▶ Goal of the exercise
Reply with one number only, the count of lines holding the string "letter".

>> start

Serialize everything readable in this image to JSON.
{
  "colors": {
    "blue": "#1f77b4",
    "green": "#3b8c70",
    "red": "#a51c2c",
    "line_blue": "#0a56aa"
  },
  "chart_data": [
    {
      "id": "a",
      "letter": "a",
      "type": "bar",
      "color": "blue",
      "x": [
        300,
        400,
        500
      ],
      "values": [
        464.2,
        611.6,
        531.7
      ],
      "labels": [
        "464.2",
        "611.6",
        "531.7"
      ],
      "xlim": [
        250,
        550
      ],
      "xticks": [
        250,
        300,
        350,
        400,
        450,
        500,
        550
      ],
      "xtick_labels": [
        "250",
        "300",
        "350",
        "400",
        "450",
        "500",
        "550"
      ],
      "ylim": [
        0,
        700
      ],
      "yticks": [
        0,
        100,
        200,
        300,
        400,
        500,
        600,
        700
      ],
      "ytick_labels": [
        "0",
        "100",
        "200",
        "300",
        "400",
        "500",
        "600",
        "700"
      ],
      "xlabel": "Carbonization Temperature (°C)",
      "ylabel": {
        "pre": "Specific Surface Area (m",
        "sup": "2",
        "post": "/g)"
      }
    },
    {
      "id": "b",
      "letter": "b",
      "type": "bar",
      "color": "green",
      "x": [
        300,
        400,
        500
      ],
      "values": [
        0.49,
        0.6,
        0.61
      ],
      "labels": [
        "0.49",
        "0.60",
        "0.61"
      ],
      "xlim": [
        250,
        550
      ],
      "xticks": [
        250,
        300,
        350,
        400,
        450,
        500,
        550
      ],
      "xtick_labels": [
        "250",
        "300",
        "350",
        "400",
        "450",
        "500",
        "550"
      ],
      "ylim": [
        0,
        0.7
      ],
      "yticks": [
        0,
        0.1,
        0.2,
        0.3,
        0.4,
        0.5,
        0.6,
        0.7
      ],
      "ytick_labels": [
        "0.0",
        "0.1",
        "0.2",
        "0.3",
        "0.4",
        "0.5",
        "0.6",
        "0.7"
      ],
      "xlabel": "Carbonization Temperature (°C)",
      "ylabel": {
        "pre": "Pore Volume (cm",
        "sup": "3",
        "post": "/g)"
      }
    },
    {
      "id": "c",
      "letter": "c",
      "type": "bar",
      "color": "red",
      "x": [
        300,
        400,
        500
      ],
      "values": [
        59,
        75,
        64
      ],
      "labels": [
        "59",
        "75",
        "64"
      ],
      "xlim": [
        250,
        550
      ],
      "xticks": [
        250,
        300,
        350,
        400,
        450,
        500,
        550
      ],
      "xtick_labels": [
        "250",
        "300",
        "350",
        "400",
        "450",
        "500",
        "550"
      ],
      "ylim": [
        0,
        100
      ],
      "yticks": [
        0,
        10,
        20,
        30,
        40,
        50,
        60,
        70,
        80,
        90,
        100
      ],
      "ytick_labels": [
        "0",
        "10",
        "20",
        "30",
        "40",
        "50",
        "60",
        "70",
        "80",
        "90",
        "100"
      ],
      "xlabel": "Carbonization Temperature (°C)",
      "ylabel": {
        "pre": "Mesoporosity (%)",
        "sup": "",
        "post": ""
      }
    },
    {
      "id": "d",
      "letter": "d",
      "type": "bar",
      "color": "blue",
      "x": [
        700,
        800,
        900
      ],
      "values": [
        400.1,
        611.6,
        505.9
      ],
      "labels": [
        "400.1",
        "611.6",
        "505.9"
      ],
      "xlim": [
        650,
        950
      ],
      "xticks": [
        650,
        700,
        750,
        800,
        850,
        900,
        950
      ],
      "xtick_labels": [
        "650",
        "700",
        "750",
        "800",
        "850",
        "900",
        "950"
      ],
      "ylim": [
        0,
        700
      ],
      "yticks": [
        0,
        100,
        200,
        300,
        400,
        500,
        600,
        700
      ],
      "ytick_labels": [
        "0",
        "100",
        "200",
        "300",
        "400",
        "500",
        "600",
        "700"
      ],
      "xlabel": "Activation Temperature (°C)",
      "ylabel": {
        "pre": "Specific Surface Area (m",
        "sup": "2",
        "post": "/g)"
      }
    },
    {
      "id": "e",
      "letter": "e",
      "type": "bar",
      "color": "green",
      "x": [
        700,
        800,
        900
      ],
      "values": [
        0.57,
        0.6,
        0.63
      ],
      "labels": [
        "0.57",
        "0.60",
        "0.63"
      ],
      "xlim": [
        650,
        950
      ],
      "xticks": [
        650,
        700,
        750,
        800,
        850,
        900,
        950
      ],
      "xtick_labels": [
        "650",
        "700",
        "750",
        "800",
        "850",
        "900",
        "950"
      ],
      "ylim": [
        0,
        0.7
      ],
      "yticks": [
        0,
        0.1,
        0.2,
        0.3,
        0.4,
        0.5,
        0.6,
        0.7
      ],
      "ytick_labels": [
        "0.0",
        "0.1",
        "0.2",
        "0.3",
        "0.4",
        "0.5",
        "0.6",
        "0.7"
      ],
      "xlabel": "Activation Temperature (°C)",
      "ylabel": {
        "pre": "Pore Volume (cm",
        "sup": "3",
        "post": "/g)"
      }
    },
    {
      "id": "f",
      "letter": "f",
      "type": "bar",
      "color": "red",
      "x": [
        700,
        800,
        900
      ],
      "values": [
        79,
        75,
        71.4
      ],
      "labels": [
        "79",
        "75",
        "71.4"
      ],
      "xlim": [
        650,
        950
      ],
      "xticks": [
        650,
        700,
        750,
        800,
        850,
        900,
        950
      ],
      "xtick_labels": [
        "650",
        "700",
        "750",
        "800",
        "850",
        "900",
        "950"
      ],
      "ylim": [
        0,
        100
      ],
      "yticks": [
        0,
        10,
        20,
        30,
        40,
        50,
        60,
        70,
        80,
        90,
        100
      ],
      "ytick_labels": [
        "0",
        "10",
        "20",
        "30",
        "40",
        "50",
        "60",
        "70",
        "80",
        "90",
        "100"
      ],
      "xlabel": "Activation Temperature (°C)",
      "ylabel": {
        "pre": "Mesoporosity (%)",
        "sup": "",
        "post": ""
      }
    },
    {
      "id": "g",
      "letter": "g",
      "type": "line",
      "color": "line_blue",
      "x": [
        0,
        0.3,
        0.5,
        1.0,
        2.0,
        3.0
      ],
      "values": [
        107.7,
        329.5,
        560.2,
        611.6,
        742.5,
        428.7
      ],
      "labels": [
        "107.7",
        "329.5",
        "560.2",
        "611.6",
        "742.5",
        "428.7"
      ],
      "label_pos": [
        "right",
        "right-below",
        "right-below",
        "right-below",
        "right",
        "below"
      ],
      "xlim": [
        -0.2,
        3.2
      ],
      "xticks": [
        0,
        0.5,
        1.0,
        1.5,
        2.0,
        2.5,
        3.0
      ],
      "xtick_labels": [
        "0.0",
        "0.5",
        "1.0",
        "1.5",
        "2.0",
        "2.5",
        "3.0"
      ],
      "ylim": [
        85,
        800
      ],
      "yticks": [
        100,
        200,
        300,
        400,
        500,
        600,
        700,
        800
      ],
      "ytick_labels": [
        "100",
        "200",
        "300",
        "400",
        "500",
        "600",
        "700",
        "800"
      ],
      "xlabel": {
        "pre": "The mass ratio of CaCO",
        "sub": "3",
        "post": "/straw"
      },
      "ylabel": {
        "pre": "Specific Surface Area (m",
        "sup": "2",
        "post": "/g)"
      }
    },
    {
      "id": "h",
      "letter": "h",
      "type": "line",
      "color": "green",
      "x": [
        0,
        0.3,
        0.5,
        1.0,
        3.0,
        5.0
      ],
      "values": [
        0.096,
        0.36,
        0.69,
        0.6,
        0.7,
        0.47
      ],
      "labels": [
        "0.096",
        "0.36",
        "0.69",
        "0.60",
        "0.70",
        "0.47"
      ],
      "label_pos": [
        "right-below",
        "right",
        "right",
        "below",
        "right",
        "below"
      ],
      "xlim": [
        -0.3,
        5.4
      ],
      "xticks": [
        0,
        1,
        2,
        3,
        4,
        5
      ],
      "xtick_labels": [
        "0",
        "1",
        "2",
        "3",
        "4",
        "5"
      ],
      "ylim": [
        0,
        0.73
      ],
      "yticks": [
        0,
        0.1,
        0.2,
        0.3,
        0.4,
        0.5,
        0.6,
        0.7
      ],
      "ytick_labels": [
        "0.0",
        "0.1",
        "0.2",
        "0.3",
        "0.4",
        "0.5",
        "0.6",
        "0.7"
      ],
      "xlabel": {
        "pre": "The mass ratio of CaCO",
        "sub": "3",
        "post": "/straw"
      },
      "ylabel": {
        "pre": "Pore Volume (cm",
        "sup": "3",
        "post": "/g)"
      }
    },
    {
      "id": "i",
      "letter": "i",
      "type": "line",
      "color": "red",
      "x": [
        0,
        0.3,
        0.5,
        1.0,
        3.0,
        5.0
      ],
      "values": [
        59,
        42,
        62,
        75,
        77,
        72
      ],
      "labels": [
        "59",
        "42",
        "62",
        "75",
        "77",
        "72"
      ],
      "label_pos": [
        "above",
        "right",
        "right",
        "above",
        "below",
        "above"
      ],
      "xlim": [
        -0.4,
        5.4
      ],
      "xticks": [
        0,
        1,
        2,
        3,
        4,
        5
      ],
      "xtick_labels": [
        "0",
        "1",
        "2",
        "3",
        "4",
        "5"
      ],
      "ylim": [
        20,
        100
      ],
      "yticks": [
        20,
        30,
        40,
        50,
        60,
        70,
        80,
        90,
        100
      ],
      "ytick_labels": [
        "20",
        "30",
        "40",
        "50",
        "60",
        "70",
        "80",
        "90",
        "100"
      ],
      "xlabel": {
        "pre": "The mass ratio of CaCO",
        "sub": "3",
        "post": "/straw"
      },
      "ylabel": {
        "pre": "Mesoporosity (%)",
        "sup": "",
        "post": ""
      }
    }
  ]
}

>> end

▶ Final answer
9